[Source data]
+ + +
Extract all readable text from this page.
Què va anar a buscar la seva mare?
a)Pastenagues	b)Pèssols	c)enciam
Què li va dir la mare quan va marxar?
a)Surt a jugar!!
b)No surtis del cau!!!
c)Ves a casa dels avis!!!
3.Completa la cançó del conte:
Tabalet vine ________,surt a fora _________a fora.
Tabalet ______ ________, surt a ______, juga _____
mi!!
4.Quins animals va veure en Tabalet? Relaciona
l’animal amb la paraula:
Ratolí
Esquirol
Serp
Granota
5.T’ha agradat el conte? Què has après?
+ + +
_GIVEN REQUEST:_
Transcribe all of the entries without altering anything.

_TASK ANSWER:_
Extract all readable text from this page.
Què va anar a buscar la seva mare?
a)Pastenagues	b)Pèssols	c)enciam
Què li va dir la mare quan va marxar?
a)Surt a jugar!!
b)No surtis del cau!!!
c)Ves a casa dels avis!!!
3.Completa la cançó del conte:
Tabalet vine ________,surt a fora _________a fora.
Tabalet ______ ________, surt a ______, juga _____
mi!!
4.Quins animals va veure en Tabalet? Relaciona
l’animal amb la paraula:
Ratolí
Esquirol
Serp
Granota
5.T’ha agradat el conte? Què has après?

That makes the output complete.